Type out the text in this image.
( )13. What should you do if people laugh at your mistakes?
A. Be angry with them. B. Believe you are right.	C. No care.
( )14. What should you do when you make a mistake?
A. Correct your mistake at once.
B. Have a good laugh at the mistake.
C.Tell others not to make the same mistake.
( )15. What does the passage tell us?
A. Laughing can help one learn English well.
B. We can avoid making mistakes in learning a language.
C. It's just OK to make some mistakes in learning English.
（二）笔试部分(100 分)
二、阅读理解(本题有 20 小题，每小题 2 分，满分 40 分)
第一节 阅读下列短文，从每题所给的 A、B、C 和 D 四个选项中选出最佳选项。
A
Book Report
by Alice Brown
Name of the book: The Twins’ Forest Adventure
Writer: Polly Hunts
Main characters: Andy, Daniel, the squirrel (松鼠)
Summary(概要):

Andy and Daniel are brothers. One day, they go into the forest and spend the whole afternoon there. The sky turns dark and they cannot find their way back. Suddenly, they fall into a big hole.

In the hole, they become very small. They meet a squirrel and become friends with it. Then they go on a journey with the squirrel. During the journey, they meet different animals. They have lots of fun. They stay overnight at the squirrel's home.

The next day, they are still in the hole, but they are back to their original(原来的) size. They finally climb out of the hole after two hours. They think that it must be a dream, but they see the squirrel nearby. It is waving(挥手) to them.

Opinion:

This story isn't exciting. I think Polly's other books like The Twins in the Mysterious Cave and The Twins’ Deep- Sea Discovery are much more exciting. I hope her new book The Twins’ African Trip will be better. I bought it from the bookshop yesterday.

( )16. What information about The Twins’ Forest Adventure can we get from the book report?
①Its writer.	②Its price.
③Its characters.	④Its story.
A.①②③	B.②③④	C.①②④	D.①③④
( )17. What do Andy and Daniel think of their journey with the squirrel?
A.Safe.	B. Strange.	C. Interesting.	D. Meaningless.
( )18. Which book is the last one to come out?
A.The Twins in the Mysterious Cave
---
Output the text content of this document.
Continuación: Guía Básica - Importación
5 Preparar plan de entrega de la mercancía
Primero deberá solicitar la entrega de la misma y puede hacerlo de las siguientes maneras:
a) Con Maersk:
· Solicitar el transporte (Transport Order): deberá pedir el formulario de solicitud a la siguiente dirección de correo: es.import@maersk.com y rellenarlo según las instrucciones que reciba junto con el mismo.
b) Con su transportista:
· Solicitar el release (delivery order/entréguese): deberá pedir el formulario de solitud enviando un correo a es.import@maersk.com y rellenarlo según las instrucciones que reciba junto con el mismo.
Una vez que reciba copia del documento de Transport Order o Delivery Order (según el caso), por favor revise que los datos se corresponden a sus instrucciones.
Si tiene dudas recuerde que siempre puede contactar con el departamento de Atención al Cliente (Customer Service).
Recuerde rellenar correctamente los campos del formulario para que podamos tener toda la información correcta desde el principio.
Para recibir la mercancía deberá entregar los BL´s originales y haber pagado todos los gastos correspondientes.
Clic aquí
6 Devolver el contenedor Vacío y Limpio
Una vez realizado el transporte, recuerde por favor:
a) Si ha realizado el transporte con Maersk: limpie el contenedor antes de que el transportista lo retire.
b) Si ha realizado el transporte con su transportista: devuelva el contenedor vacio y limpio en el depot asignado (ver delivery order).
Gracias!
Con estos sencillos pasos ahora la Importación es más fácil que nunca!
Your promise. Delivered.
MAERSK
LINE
==
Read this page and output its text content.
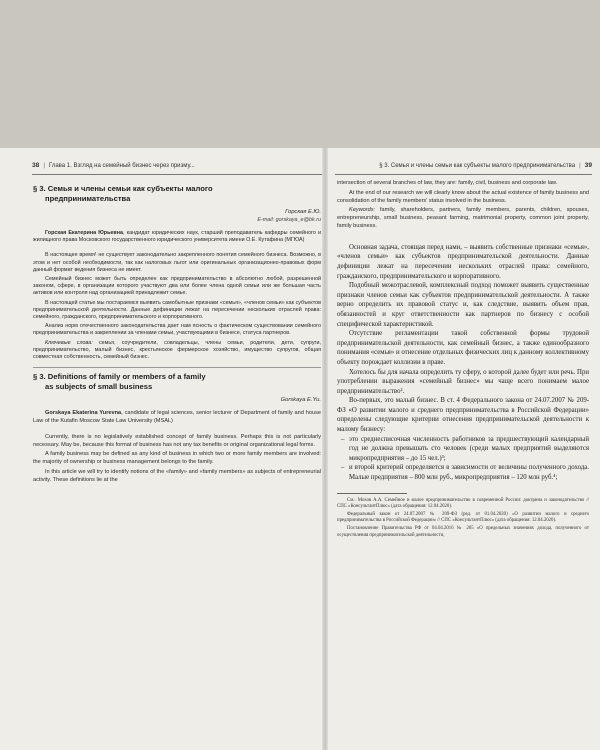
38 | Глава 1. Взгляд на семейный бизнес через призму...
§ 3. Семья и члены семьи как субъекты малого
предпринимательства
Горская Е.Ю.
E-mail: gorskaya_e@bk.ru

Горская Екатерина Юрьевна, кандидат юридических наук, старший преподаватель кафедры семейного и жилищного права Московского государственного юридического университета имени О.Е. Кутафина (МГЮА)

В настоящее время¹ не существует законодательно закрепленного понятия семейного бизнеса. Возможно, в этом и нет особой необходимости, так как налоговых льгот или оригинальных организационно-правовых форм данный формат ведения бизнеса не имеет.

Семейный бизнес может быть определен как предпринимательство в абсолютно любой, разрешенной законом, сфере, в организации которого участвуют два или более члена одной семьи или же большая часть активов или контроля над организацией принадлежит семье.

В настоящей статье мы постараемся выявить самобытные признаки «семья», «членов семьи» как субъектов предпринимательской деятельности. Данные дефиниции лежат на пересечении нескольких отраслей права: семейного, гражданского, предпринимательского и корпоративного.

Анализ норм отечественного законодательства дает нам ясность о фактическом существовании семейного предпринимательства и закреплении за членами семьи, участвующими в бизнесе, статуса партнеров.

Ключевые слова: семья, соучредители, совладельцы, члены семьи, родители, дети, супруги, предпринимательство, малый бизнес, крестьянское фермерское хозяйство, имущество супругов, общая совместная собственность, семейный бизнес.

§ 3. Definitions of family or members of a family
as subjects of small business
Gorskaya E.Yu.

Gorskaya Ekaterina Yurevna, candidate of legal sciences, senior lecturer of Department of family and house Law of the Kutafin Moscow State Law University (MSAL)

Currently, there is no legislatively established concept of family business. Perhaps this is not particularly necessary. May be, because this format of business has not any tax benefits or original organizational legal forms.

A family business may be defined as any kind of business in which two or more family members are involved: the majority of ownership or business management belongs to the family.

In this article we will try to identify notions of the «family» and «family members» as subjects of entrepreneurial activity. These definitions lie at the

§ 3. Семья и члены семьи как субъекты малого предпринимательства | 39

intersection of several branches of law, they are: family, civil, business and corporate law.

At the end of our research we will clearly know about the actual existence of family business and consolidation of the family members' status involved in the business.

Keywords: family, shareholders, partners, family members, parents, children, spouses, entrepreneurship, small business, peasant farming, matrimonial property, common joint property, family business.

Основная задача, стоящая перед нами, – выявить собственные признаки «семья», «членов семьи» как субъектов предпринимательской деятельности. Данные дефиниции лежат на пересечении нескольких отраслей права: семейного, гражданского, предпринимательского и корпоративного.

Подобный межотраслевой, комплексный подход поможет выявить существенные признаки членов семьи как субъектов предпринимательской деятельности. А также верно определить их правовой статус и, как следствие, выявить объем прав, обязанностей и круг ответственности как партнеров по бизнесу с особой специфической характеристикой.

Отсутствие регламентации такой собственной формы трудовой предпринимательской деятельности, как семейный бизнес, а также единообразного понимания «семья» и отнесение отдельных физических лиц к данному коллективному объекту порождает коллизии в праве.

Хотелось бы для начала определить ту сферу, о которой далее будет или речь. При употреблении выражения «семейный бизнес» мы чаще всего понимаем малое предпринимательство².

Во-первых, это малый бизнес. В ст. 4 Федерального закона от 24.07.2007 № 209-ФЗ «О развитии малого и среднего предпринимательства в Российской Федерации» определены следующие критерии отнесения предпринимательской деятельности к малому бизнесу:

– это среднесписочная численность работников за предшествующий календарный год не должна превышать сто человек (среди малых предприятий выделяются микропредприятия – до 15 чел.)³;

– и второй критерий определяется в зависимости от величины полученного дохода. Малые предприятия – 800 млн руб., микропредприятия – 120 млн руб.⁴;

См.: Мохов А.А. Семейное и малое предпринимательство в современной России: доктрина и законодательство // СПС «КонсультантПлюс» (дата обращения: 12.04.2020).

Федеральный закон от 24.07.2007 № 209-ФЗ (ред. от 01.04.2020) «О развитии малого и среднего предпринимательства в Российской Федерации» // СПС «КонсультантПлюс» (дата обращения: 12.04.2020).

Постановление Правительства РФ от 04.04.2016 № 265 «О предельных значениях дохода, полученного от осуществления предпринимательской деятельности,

● GIVEN TASK: Find the lines containing "пересечении" and pull them out.

● RESPONSE TO THE TASK:
В настоящей статье мы постараемся выявить самобытные признаки «семья», «членов семьи» как субъектов предпринимательской деятельности. Данные дефиниции лежат на пересечении нескольких отраслей права: семейного, гражданского, предпринимательского и корпоративного.
Основная задача, стоящая перед нами, – выявить собственные признаки «семья», «членов семьи» как субъектов предпринимательской деятельности. Данные дефиниции лежат на пересечении нескольких отраслей права: семейного, гражданского, предпринимательского и корпоративного.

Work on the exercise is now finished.